### Work instructions
Each line in the listing is to be restated exactly.

↓↓↓

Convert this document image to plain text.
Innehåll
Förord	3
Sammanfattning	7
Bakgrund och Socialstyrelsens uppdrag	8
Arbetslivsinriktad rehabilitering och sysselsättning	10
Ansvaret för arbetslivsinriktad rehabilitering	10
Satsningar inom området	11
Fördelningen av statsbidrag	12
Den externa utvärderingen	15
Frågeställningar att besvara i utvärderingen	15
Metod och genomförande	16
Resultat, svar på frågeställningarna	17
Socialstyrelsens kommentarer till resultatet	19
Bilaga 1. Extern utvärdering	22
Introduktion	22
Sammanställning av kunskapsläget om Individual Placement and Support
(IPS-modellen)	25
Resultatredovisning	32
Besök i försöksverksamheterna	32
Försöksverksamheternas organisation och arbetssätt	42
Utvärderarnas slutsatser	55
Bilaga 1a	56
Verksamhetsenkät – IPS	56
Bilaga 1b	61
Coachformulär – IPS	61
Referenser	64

↑↑↑

### Answer below
Convert this document image to plain text.
Innehåll
Förord	3
Sammanfattning	7
Bakgrund och Socialstyrelsens uppdrag	8
Arbetslivsinriktad rehabilitering och sysselsättning	10
Ansvaret för arbetslivsinriktad rehabilitering	10
Satsningar inom området	11
Fördelningen av statsbidrag	12
Den externa utvärderingen	15
Frågeställningar att besvara i utvärderingen	15
Metod och genomförande	16
Resultat, svar på frågeställningarna	17
Socialstyrelsens kommentarer till resultatet	19
Bilaga 1. Extern utvärdering	22
Introduktion	22
Sammanställning av kunskapsläget om Individual Placement and Support
(IPS-modellen)	25
Resultatredovisning	32
Besök i försöksverksamheterna	32
Försöksverksamheternas organisation och arbetssätt	42
Utvärderarnas slutsatser	55
Bilaga 1a	56
Verksamhetsenkät – IPS	56
Bilaga 1b	61
Coachformulär – IPS	61
Referenser	64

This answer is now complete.